**Records provided**.
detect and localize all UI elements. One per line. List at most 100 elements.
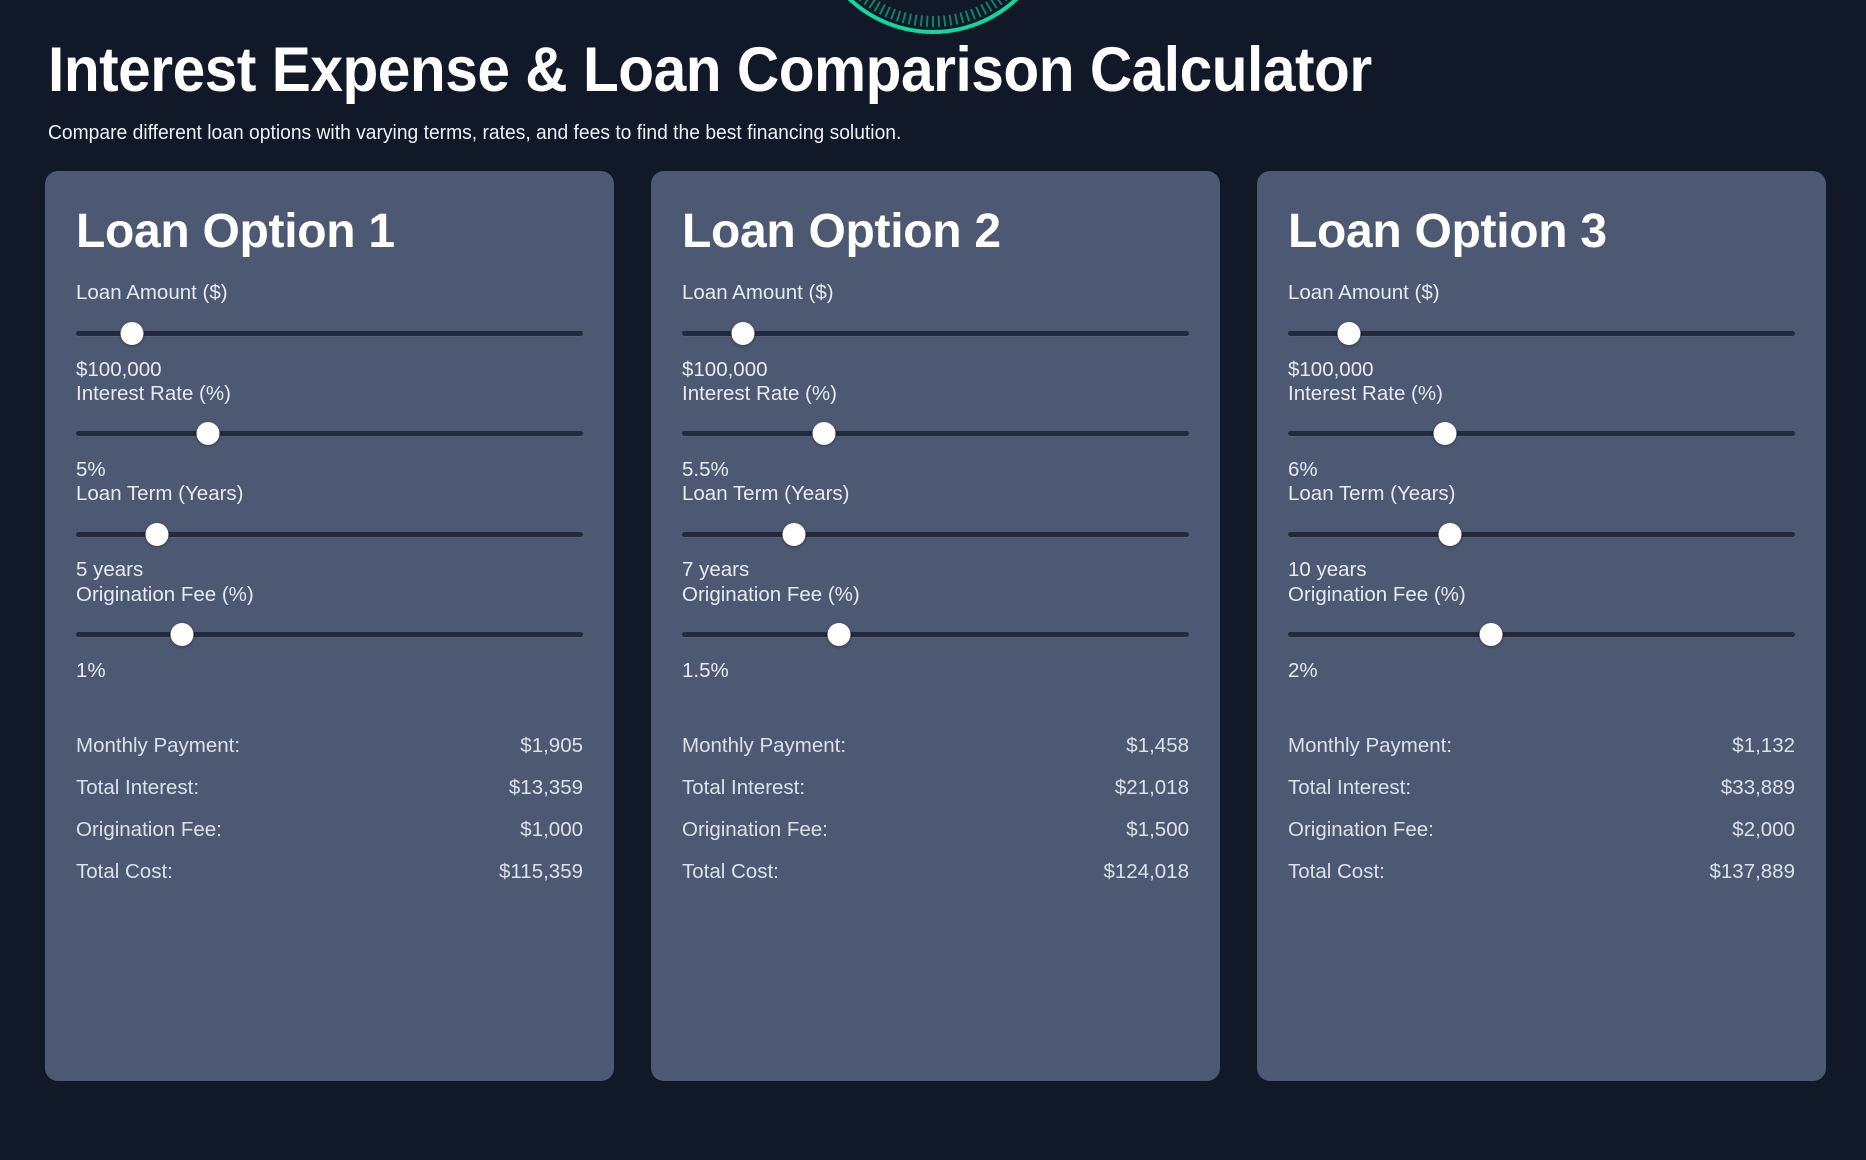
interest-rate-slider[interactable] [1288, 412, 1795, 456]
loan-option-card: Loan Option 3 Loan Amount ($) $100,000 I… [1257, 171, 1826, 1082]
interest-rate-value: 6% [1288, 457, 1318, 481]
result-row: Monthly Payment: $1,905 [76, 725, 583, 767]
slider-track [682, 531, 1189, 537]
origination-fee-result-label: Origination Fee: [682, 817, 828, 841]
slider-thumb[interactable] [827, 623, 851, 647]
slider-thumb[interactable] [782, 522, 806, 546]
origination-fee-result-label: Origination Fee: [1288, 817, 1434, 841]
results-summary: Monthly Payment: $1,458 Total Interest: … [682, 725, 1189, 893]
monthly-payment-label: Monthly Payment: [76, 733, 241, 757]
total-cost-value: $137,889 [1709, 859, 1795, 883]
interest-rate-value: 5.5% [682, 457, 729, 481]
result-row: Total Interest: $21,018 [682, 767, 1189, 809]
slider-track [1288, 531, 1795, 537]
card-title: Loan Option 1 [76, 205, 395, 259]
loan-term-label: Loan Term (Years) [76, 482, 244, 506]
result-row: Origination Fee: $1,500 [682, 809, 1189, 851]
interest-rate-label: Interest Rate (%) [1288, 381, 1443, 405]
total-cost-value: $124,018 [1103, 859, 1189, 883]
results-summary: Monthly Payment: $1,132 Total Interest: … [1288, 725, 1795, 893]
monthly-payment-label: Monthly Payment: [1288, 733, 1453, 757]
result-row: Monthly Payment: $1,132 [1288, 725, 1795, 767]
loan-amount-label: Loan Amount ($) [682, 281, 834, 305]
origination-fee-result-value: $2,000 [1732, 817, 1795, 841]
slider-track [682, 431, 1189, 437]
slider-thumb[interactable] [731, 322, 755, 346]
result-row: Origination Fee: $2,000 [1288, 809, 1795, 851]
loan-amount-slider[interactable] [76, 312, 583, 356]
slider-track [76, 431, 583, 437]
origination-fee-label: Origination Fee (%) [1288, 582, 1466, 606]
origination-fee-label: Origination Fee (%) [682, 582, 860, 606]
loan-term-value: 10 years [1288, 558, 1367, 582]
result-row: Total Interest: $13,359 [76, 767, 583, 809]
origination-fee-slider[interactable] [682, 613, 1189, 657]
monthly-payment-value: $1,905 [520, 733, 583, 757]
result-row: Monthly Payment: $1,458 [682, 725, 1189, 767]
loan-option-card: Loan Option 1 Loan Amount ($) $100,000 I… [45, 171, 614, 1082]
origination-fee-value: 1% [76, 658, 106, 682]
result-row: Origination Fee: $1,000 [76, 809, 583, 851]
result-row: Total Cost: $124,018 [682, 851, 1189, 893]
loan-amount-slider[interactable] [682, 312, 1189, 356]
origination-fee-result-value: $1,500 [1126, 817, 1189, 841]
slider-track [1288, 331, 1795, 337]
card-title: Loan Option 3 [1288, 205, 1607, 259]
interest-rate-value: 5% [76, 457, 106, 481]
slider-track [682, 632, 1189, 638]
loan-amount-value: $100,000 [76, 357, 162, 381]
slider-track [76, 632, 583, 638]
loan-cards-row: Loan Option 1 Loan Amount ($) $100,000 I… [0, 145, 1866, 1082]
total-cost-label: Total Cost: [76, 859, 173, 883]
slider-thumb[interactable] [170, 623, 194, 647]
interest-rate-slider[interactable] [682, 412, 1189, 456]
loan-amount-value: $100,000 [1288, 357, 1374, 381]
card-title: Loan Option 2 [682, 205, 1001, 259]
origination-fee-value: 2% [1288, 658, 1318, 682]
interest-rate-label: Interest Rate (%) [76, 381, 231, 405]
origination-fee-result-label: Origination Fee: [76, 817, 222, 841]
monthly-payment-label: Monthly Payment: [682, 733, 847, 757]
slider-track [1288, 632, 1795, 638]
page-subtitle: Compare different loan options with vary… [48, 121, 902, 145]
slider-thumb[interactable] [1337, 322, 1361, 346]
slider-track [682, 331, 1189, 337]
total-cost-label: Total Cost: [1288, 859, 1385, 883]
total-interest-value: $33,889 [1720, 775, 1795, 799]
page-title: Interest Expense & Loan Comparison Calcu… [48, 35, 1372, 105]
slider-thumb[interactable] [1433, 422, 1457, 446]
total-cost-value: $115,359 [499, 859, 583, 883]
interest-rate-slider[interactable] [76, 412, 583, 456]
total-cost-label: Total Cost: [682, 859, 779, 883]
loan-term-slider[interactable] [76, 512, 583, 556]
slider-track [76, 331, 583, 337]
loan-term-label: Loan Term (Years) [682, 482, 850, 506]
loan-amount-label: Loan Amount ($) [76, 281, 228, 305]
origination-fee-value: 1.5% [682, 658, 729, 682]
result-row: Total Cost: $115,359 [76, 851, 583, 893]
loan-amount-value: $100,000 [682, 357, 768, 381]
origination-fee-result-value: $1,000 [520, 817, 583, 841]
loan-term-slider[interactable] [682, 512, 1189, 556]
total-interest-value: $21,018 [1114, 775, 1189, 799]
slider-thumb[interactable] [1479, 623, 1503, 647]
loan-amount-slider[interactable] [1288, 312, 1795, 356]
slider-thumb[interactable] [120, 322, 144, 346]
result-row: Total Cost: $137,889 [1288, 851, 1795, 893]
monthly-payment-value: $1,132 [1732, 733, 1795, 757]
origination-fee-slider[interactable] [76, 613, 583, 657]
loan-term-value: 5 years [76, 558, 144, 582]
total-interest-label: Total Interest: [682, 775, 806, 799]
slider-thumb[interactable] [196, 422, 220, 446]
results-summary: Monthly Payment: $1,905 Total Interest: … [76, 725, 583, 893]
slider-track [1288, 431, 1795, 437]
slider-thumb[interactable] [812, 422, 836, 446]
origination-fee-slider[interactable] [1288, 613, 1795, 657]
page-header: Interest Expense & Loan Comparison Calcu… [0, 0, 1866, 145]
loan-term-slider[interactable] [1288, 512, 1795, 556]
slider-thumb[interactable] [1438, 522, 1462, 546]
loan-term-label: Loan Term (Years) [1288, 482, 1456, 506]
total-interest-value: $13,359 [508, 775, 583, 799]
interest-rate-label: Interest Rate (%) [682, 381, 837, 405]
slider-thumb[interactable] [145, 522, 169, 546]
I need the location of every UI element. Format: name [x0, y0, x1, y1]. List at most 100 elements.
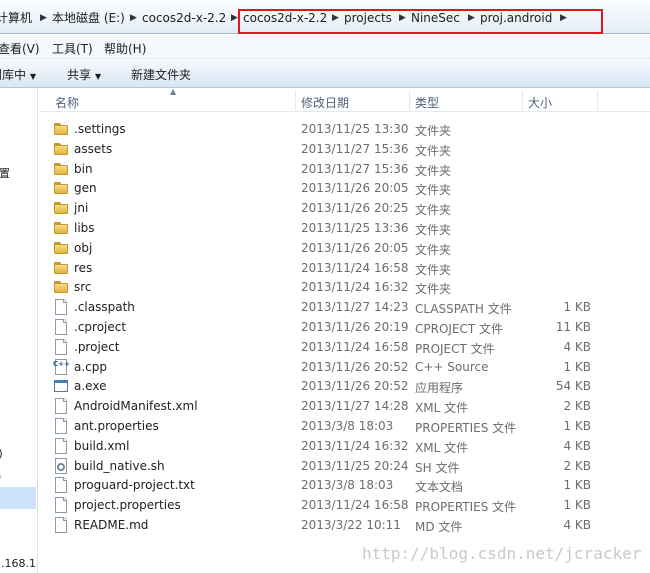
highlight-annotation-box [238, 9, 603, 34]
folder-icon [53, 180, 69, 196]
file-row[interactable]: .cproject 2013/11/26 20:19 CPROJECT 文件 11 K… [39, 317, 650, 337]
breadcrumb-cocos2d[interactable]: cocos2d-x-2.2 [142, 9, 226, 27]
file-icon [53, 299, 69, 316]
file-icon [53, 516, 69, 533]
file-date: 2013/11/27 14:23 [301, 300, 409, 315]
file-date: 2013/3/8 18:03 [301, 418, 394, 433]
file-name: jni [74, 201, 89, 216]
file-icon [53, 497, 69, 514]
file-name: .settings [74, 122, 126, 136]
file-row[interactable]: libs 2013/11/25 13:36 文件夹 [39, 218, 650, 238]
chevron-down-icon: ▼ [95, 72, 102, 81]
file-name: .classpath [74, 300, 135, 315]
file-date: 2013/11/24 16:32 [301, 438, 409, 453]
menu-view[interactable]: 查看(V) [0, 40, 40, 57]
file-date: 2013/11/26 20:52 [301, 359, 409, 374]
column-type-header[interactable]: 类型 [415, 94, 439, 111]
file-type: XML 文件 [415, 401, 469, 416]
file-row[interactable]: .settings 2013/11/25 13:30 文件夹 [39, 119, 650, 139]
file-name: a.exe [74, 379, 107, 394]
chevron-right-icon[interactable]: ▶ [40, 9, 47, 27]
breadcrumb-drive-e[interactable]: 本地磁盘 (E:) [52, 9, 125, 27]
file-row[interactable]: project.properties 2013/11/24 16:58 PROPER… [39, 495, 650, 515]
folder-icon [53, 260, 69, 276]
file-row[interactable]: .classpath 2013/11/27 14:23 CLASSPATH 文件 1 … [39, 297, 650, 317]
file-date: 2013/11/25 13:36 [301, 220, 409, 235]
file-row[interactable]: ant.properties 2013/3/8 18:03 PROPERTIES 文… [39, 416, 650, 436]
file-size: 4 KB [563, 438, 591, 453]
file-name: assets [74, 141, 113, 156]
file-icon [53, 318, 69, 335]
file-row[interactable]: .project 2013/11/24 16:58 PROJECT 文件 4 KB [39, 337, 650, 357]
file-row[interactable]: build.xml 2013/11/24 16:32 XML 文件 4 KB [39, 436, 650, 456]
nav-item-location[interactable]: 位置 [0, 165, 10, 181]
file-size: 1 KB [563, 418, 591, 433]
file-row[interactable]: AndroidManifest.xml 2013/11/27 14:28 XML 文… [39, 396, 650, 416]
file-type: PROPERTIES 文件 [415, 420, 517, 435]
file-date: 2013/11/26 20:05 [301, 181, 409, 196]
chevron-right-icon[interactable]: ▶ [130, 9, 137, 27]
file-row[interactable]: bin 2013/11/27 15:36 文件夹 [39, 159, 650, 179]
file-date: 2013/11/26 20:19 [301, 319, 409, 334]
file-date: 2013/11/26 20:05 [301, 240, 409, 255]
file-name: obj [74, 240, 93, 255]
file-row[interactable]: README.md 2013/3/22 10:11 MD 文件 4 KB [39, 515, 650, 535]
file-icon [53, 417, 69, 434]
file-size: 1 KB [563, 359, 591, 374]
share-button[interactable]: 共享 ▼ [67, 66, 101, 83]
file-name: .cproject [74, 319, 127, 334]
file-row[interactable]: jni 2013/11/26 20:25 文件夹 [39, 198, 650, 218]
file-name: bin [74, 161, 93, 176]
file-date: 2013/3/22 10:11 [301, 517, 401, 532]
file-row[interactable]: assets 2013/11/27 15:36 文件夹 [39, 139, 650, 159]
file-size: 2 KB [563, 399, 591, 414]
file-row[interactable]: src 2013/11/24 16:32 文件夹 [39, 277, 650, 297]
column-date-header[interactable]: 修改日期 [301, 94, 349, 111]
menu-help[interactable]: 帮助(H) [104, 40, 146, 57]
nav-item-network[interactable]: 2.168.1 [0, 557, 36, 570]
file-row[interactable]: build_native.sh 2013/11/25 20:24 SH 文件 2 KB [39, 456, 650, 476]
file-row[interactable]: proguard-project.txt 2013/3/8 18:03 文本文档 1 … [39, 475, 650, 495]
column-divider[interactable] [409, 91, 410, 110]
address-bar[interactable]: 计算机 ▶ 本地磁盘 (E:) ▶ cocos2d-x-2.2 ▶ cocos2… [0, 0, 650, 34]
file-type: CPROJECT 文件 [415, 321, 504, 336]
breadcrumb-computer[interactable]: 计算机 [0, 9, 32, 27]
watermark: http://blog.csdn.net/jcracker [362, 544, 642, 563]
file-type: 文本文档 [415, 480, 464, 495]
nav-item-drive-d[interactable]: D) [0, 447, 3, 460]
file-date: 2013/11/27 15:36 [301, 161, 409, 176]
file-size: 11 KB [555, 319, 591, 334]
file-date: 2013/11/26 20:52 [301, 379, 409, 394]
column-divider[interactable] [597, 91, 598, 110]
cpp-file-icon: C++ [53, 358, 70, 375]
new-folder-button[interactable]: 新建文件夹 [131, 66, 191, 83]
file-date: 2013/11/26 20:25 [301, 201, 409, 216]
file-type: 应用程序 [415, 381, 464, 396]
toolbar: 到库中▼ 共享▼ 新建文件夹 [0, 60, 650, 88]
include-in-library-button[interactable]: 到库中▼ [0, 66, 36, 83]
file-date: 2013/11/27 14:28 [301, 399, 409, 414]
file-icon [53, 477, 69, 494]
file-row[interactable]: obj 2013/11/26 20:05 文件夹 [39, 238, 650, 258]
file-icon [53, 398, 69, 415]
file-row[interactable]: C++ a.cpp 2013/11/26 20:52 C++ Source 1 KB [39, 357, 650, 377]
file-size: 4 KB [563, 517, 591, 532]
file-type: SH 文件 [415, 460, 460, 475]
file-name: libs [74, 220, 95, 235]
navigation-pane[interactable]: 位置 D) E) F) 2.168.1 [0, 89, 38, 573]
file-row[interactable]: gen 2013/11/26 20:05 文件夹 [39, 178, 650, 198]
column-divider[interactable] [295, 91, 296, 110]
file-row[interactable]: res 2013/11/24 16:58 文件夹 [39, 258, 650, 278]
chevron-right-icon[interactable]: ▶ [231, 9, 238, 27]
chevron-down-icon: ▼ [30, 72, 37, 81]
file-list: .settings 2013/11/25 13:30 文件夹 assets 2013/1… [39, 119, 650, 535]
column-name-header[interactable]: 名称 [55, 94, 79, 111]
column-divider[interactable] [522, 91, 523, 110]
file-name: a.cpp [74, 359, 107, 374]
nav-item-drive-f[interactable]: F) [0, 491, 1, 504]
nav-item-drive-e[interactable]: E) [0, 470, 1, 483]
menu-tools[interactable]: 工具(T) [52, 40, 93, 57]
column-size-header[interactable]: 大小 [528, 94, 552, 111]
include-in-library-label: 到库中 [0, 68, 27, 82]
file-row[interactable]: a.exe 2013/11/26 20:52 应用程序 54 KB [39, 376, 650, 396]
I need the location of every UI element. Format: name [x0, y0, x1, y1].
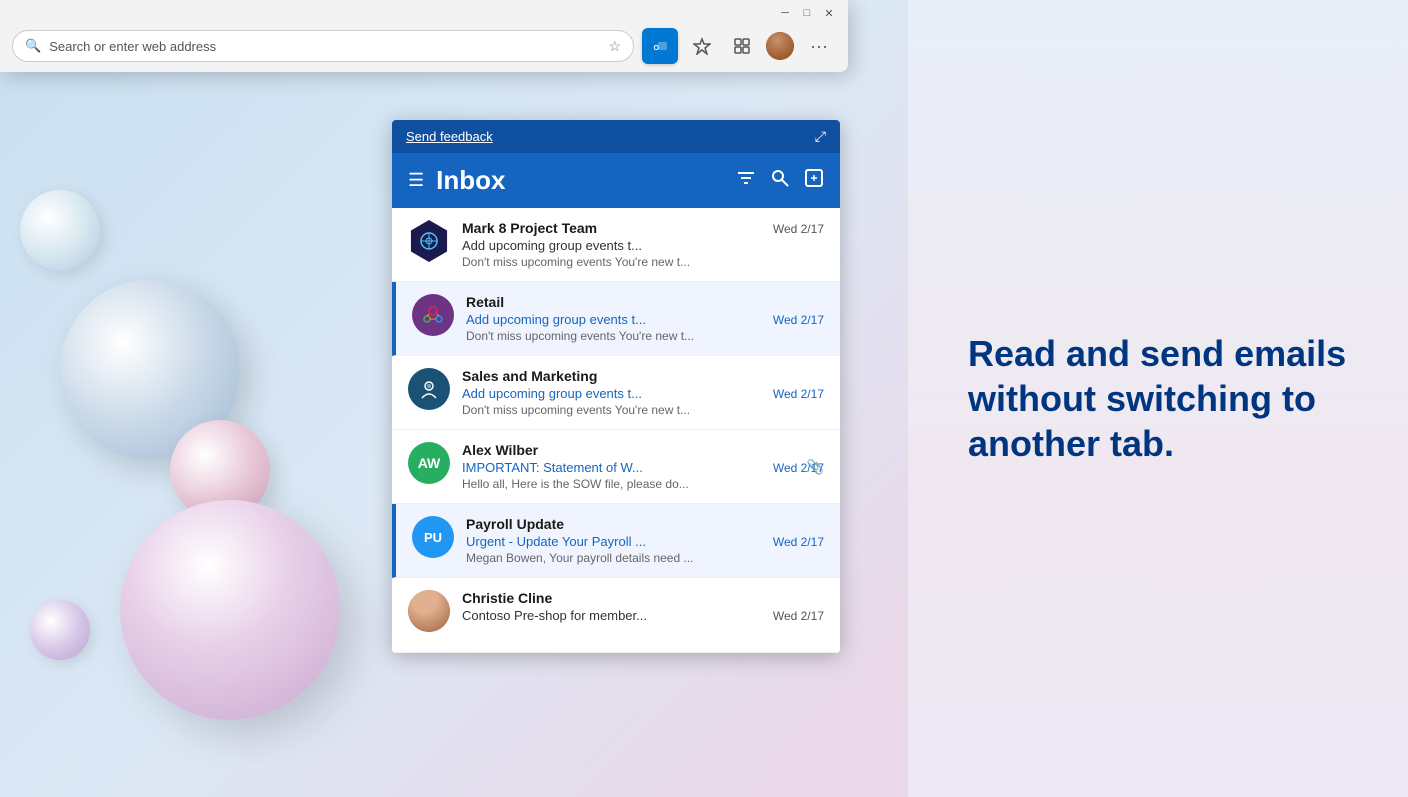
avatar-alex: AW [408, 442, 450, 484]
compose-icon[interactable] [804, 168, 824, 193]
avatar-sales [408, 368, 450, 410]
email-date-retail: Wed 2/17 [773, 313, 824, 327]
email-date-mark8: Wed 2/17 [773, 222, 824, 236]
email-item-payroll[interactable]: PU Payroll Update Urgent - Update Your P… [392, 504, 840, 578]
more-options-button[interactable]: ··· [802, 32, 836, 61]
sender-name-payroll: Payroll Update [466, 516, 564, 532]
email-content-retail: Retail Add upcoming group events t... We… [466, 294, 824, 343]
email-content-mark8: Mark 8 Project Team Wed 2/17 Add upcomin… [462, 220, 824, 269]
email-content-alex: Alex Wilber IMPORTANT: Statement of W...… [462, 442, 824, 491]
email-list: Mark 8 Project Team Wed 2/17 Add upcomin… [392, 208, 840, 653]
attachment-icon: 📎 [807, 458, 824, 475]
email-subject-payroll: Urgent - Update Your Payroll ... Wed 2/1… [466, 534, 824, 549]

**Task to carry out**. Copy the listing lines word for word, beginning with the line that contains "interest-rate-slider[interactable] [1288, 412, 1795, 456]" and continuing through the line that contains "result-row: Total Interest: $21,018", with both of those lines included.

**Reply**.
interest-rate-slider[interactable] [1288, 412, 1795, 456]
loan-option-card: Loan Option 3 Loan Amount ($) $100,000 I… [1257, 171, 1826, 1082]
interest-rate-value: 6% [1288, 457, 1318, 481]
result-row: Monthly Payment: $1,905 [76, 725, 583, 767]
slider-track [682, 531, 1189, 537]
origination-fee-result-label: Origination Fee: [682, 817, 828, 841]
slider-thumb[interactable] [827, 623, 851, 647]
slider-thumb[interactable] [782, 522, 806, 546]
origination-fee-result-label: Origination Fee: [1288, 817, 1434, 841]
results-summary: Monthly Payment: $1,458 Total Interest: … [682, 725, 1189, 893]
monthly-payment-label: Monthly Payment: [76, 733, 241, 757]
total-cost-value: $137,889 [1709, 859, 1795, 883]
interest-rate-value: 5.5% [682, 457, 729, 481]
result-row: Total Interest: $21,018 [682, 767, 1189, 809]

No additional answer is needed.